Objective => Beginning with the line that contains "Transcribe the text in this document.", reproduce the remaining lines of the material exactly, up to and including the last one, but no pictures.

Data to process =>
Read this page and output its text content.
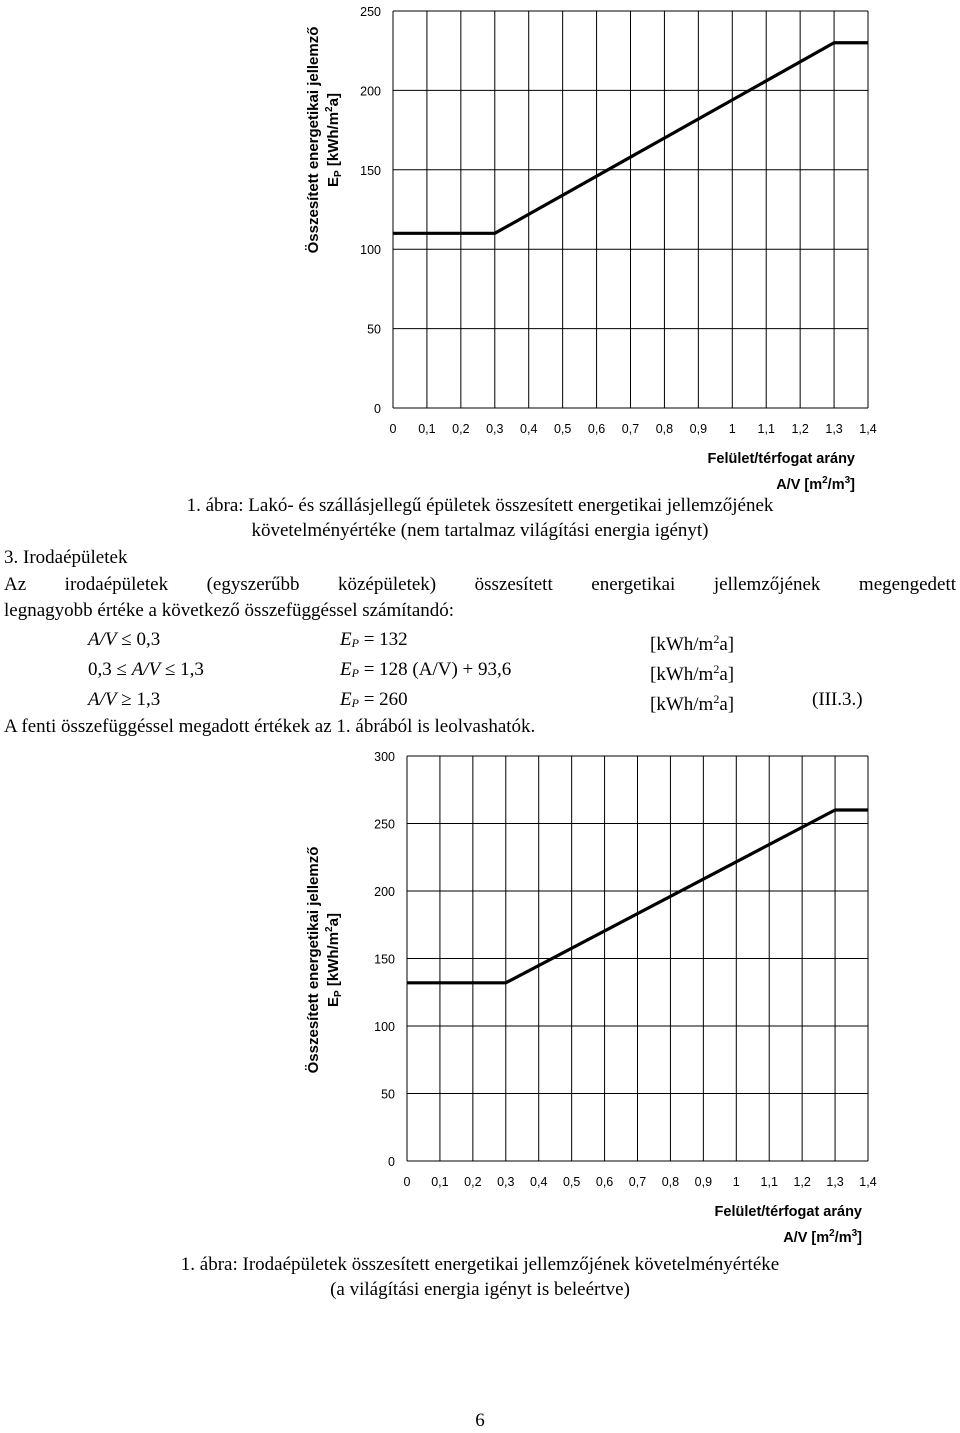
0 0,1 0,2 0,3 0,4 0,5 0,6 0,7 0,8 0,9 1 1,1 1,2 1,3 1,4
0
50
100
150
200
250
Összesített energetikai jellemző $E_P$ $[kWh/m^2a]$
Felület/térfogat arány
A/V $[m^2/m^3]$
1. ábra: Lakó- és szállásjellegű épületek összesített energetikai jellemzőjének
követelményértéke (nem tartalmaz világítási energia igényt)
3. Irodaépületek
Az irodaépületek (egyszerűbb középületek) összesített energetikai jellemzőjének megengedett
legnagyobb értéke a következő összefüggéssel számítandó:
A/V ≤ 0,3	$E_P = 132$	$[kWh/m^2a]$
0,3 ≤ A/V ≤ 1,3	$E_P = 128$ (A/V) + 93,6	$[kWh/m^2a]$
A/V ≥ 1,3	$E_P = 260$	$[kWh/m^2a]$	(III.3.)
A fenti összefüggéssel megadott értékek az 1. ábrából is leolvashatók.
0 0,1 0,2 0,3 0,4 0,5 0,6 0,7 0,8 0,9 1 1,1 1,2 1,3 1,4
0
50
100
150
200
250
300
Összesített energetikai jellemző $E_P$ $[kWh/m^2a]$
Felület/térfogat arány
A/V $[m^2/m^3]$
1. ábra: Irodaépületek összesített energetikai jellemzőjének követelményértéke
(a világítási energia igényt is beleértve)
6
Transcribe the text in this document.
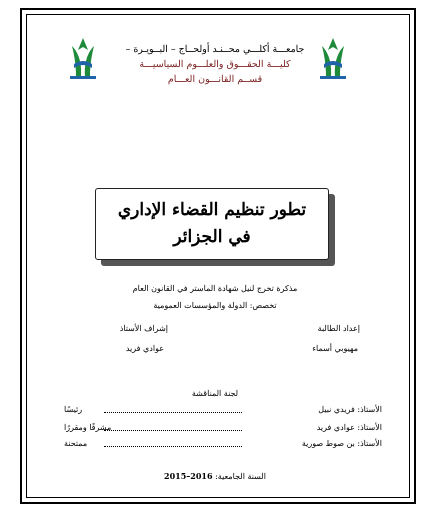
جامعـــة أكلـــي محــنـد أولحــاج – البــويـرة –
كليـــة الحقـــوق والعلـــوم السياسيـــة
قســم القانـــون العـــام
تطور تنظيم القضاء الإداري
في الجزائر
مذكرة تخرج لنيل شهادة الماستر في القانون العام
تخصص: الدولة والمؤسسات العمومية
إعداد الطالبة
مهيوبي أسماء
إشراف الأستاذ
عوادي فريد
لجنة المناقشة
الأستاذ: فريدي نبيل
رئيسًا
الأستاذ: عوادي فريد
مشرفًا ومقررًا
الأستاذ: بن صوط صورية
ممتحنة
السنة الجامعية: 2016–2015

The output =>
Transcribe the text in this document.
جامعـــة أكلـــي محــنـد أولحــاج – البــويـرة –
كليـــة الحقـــوق والعلـــوم السياسيـــة
قســم القانـــون العـــام
تطور تنظيم القضاء الإداري
في الجزائر
مذكرة تخرج لنيل شهادة الماستر في القانون العام
تخصص: الدولة والمؤسسات العمومية
إعداد الطالبة
مهيوبي أسماء
إشراف الأستاذ
عوادي فريد
لجنة المناقشة
الأستاذ: فريدي نبيل
رئيسًا
الأستاذ: عوادي فريد
مشرفًا ومقررًا
الأستاذ: بن صوط صورية
ممتحنة
السنة الجامعية: 2016–2015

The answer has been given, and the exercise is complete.